**THE TASK**
Pictures do not belong in your copy. Repeat all the other data exactly.

**EXTRACTED ENTRIES**
:::::
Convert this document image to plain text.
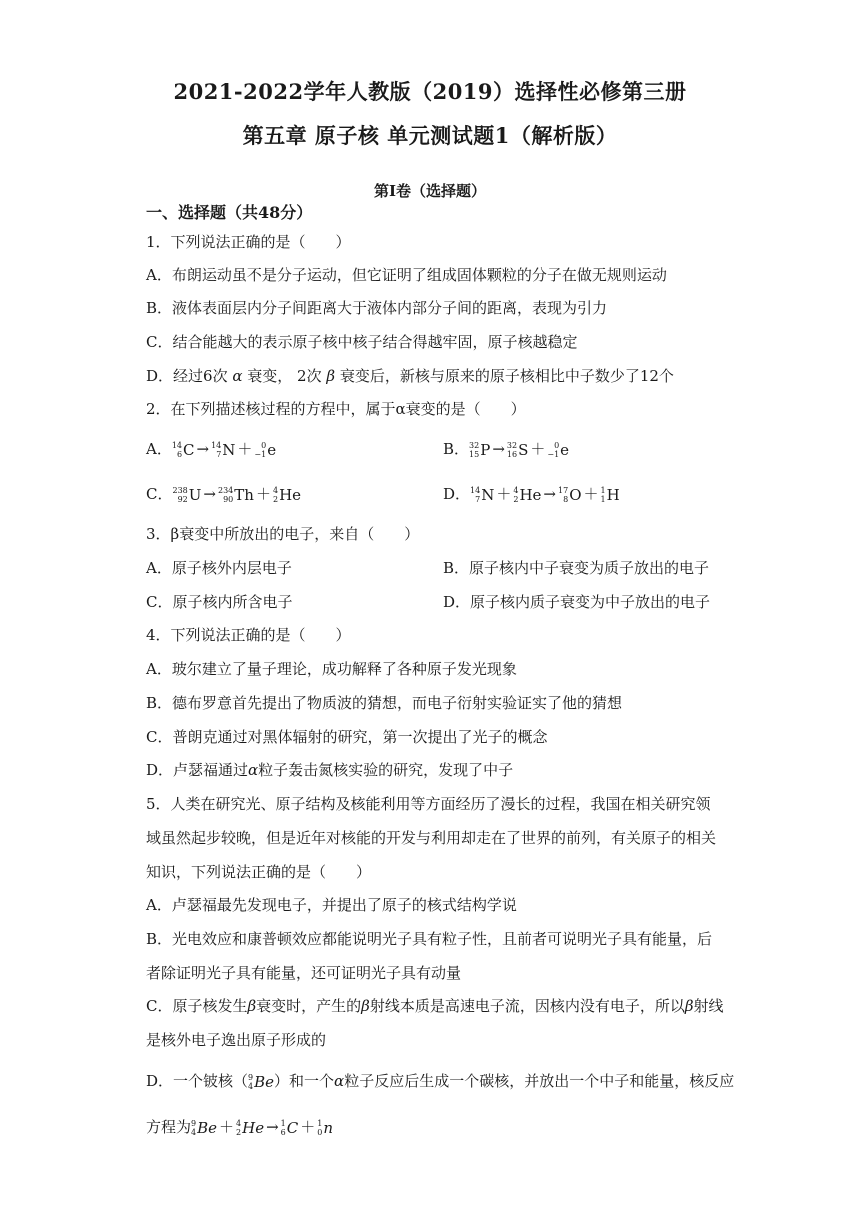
2021-2022学年人教版（2019）选择性必修第三册
第五章 原子核 单元测试题1（解析版）
第Ⅰ卷（选择题）
一、选择题（共48分）
1．下列说法正确的是（　　）
A．布朗运动虽不是分子运动，但它证明了组成固体颗粒的分子在做无规则运动
B．液体表面层内分子间距离大于液体内部分子间的距离，表现为引力
C．结合能越大的表示原子核中核子结合得越牢固，原子核越稳定
D．经过6次 α 衰变， 2次 β 衰变后，新核与原来的原子核相比中子数少了12个
2．在下列描述核过程的方程中，属于α衰变的是（　　）
A． 14
6 C → 14
7 N ＋ 0
−1 e	B． 32
15 P → 32
16 S ＋ 0
−1 e
C． 238
92 U → 234
90 Th ＋ 4
2 He	D． 14
7 N ＋ 4
2 He → 17
8 O ＋ 1
1 H
3．β衰变中所放出的电子，来自（　　）
A．原子核外内层电子	B．原子核内中子衰变为质子放出的电子
C．原子核内所含电子	D．原子核内质子衰变为中子放出的电子
4．下列说法正确的是（　　）
A．玻尔建立了量子理论，成功解释了各种原子发光现象
B．德布罗意首先提出了物质波的猜想，而电子衍射实验证实了他的猜想
C．普朗克通过对黑体辐射的研究，第一次提出了光子的概念
D．卢瑟福通过α粒子轰击氮核实验的研究，发现了中子
5．人类在研究光、原子结构及核能利用等方面经历了漫长的过程，我国在相关研究领
域虽然起步较晚，但是近年对核能的开发与利用却走在了世界的前列，有关原子的相关
知识，下列说法正确的是（　　）
A．卢瑟福最先发现电子，并提出了原子的核式结构学说
B．光电效应和康普顿效应都能说明光子具有粒子性，且前者可说明光子具有能量，后
者除证明光子具有能量，还可证明光子具有动量
C．原子核发生β衰变时，产生的β射线本质是高速电子流，因核内没有电子，所以β射线
是核外电子逸出原子形成的
D．一个铍核（ 9
4 Be ）和一个α粒子反应后生成一个碳核，并放出一个中子和能量，核反应
方程为 9
4 Be ＋ 4
2 He → 1
6 C ＋ 1
0 n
:::::
**REPLY TO THE TASK**
Convert this document image to plain text.
2021-2022学年人教版（2019）选择性必修第三册
第五章 原子核 单元测试题1（解析版）
第Ⅰ卷（选择题）
一、选择题（共48分）
1．下列说法正确的是（　　）
A．布朗运动虽不是分子运动，但它证明了组成固体颗粒的分子在做无规则运动
B．液体表面层内分子间距离大于液体内部分子间的距离，表现为引力
C．结合能越大的表示原子核中核子结合得越牢固，原子核越稳定
D．经过6次 α 衰变， 2次 β 衰变后，新核与原来的原子核相比中子数少了12个
2．在下列描述核过程的方程中，属于α衰变的是（　　）
A． 14
6 C → 14
7 N ＋ 0
−1 e	B． 32
15 P → 32
16 S ＋ 0
−1 e
C． 238
92 U → 234
90 Th ＋ 4
2 He	D． 14
7 N ＋ 4
2 He → 17
8 O ＋ 1
1 H
3．β衰变中所放出的电子，来自（　　）
A．原子核外内层电子	B．原子核内中子衰变为质子放出的电子
C．原子核内所含电子	D．原子核内质子衰变为中子放出的电子
4．下列说法正确的是（　　）
A．玻尔建立了量子理论，成功解释了各种原子发光现象
B．德布罗意首先提出了物质波的猜想，而电子衍射实验证实了他的猜想
C．普朗克通过对黑体辐射的研究，第一次提出了光子的概念
D．卢瑟福通过α粒子轰击氮核实验的研究，发现了中子
5．人类在研究光、原子结构及核能利用等方面经历了漫长的过程，我国在相关研究领
域虽然起步较晚，但是近年对核能的开发与利用却走在了世界的前列，有关原子的相关
知识，下列说法正确的是（　　）
A．卢瑟福最先发现电子，并提出了原子的核式结构学说
B．光电效应和康普顿效应都能说明光子具有粒子性，且前者可说明光子具有能量，后
者除证明光子具有能量，还可证明光子具有动量
C．原子核发生β衰变时，产生的β射线本质是高速电子流，因核内没有电子，所以β射线
是核外电子逸出原子形成的
D．一个铍核（ 9
4 Be ）和一个α粒子反应后生成一个碳核，并放出一个中子和能量，核反应
方程为 9
4 Be ＋ 4
2 He → 1
6 C ＋ 1
0 n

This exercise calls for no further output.